**Task list**
a. Repeat, word for word, the part of the deer hunting essay from "2) Climbers: This" up to and including "to be moved.".
b. Carry on the deer hunting essay, starting after its final sentence.

I was also bound and determined to shoot a nice buck, because that was the magazines all talked about in those days. I passed on shots on doe nearly every time I went out, but I did not want to waste my one tag on a doe and screw things up for the whole season. Again, Ohio’s game laws were slowly working on my brain, tempering it into a curmudgeon’s. The doe seemed far too easy. All I needed was to make a little bit more of an effort.
Then I started to lose access to the places I hunted. I got married and agreed that I would just hunt 1 half-day a week while we were building our family. I started getting squeezed harder and harder. Then my wife decided I should give up hunting entirely. Then I went through the divorce, and I had my two small sons to deal with and getting out to bow hunt now became a half-day once every other weekend sort of thing. When I got to about twenty years as a deer hunter, I had nearly had enough. Before my epiphany, I was trying to cart a big climber on my back along with my all my gimmicks and a full-sized deer decoy into the woods. Then my buddy died that owned the land I was hunting, and I knew that was probably it.
When we fell into the farm, I was forced to very quickly jettison all the unnecessary deer hunting garbage in one swell foop. We took possession well into Kentucky’s bow season. I had to scramble. Not only did I have to leave behind all but the essential gear, but I also had to throw out treasured ideas.
1) Scent: I suppose I could have gone out with my scent bombs, scent drags, etc. that first season at the farm. The thing of it was that I had promised myself to do just the bare essentials. The other side of the problem was inescapeable. The first season we had no running water. My pre-hunt preening was down to sponging down with cold water. All I had was baking soda– I never did believe in that Scent- Lok stuff.
2) Climbers: This was my first hunting land all to myself, so the first thing I did was go out and buy some cheap stands and see if I could leave a stand up and not have it stolen. I had been a climber guy for 20 years, but I have to tell you that climbing stands are a sport unto themselves. To some extent deer hunting takes a back seat to getting up the tree. It was positively luxurious to hunt out of a stand that did not need to be moved.
3) Other gimmicks: The decoy went into the shed and stayed there. I left all my calls behind. I did not have time for salt blocks. I tried to put out a feeder, but the mechanism failed.

**Provided material**
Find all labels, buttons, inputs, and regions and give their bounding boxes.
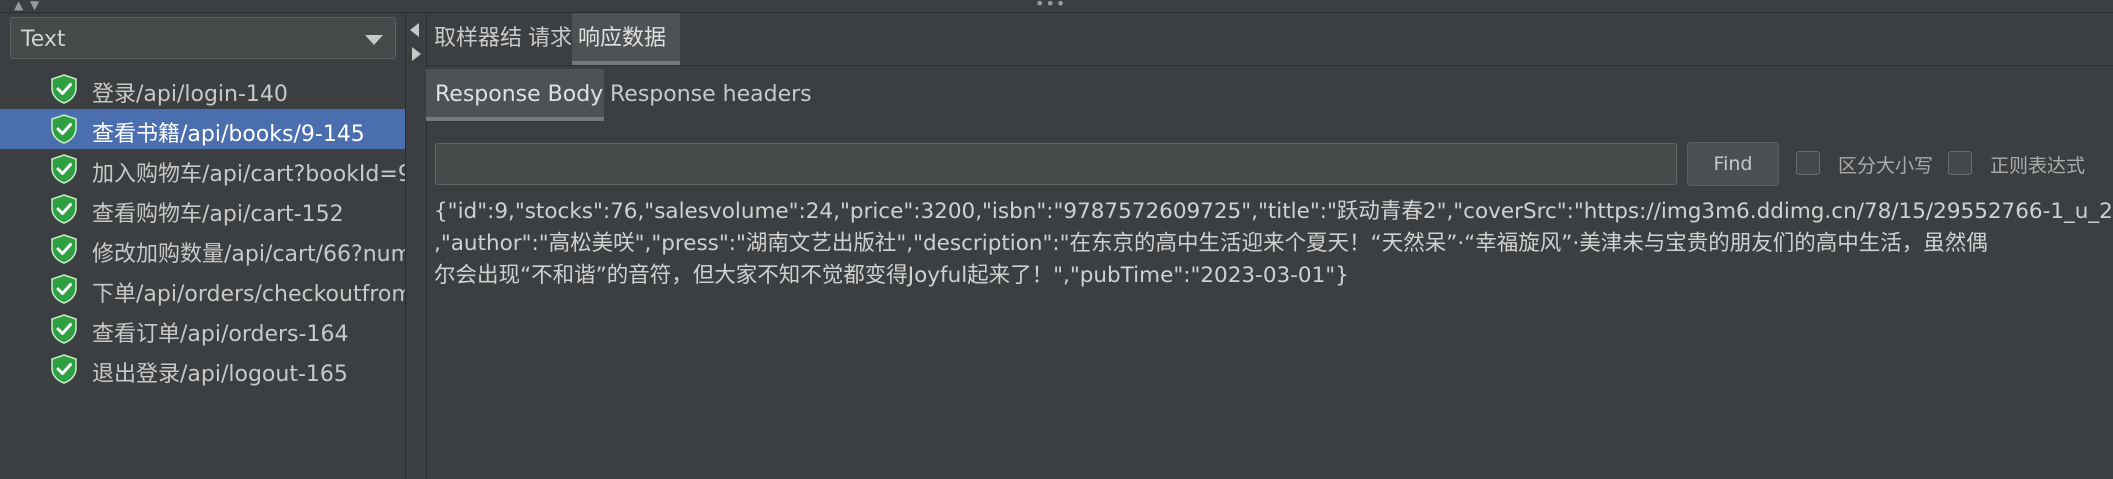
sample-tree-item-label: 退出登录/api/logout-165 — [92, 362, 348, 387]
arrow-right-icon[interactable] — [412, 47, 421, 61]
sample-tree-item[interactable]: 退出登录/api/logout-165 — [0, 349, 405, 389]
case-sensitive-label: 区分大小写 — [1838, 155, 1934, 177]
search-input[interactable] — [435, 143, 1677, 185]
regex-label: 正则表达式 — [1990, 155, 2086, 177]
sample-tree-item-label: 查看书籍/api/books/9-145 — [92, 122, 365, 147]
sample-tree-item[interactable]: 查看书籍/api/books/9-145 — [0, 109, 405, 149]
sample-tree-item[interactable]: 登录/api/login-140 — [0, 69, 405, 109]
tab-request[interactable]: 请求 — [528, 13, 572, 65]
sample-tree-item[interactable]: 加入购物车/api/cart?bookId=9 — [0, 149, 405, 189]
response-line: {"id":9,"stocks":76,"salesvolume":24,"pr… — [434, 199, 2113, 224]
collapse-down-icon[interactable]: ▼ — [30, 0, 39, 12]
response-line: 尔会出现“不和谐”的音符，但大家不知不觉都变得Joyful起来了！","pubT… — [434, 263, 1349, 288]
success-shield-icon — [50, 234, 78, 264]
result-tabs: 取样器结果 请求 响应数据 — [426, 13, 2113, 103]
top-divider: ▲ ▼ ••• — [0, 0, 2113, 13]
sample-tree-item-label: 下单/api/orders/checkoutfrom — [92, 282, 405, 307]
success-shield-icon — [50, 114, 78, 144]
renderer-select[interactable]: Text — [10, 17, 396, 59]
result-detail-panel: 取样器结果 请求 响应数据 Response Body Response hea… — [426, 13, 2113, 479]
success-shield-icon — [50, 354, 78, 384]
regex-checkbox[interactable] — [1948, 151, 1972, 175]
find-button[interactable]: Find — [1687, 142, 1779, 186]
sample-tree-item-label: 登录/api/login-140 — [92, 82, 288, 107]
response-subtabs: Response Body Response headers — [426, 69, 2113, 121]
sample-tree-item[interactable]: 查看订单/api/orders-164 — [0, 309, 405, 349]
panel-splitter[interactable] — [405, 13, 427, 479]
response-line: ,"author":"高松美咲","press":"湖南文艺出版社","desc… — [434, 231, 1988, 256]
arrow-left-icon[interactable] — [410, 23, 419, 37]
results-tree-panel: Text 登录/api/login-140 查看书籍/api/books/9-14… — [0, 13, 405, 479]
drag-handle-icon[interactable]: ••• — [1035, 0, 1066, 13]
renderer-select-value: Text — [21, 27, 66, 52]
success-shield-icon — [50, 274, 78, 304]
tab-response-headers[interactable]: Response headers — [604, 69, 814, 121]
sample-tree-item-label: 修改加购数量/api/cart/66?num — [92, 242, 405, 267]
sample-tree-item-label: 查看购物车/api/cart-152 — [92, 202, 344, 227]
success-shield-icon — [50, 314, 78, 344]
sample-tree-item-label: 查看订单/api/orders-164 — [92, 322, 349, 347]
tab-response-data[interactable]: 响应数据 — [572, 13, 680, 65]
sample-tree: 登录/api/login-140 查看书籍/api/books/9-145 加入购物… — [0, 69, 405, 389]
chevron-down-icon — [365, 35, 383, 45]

**Answers below**
a.
2) Climbers: This was my first hunting land all to myself, so the first thing I did was go out and buy some cheap stands and see if I could leave a stand up and not have it stolen. I had been a climber guy for 20 years, but I have to tell you that climbing stands are a sport unto themselves. To some extent deer hunting takes a back seat to getting up the tree. It was positively luxurious to hunt out of a stand that did not need to be moved.

b.
. . .and I got deer! In fact, I got two deer! The next season as well! The more I started to look at it, the more I started to see that I had spent over twenty years acquiring and reinforcing superstitions. No, I did not have to be 25 feet in the air. No, I did not need to pull a scent drag behind me. I did not need five different calls with me at all times. The list became longer and longer. Eventually, I took my lessons and started to expand on it. The point became that if I truly believed something about deer hunting was true, I ought to test the contrary position. If I HAD to have rubber boots on to be an effective deer hunter, I ought to try a pair of leather work boots and just see if it made any difference. If I HAD to keep my urine away from deer, I ought to try whizzing off the stand. If I thought camo worked, I ought to go back and try no camo just to see if there was an effect on my hunting success.
So far, the one thing I can tell you that does not work is going short on personal hygiene. Deer hate pit stink. I have found that you can get away with leaving your underwear on from morning to night, but you better change them. I have also found that a little bit of baking soda here and there goes a long way. I am probably using a third of the stuff I was when I was at the height of my scent regimen.
The rest of it? Deer are curious animals. They are fairly intelligent. They are also creatures of habit. Yes, you may screw up a stand hunting it too much. However, you can kill a deer out of a stand on Saturday and come back Sunday and see deer. You can also bump a deer out of its bed at 0600 and have that same deer come visit your stand at 0800. Go figure. Last season, I whizzed off my stand every time I went out, and had three good shooters come by. I did get busted once, but it was because the deer saw me stand up and she caught me unzipping. I bagged my two deer wearing duck brown Carhart bibs.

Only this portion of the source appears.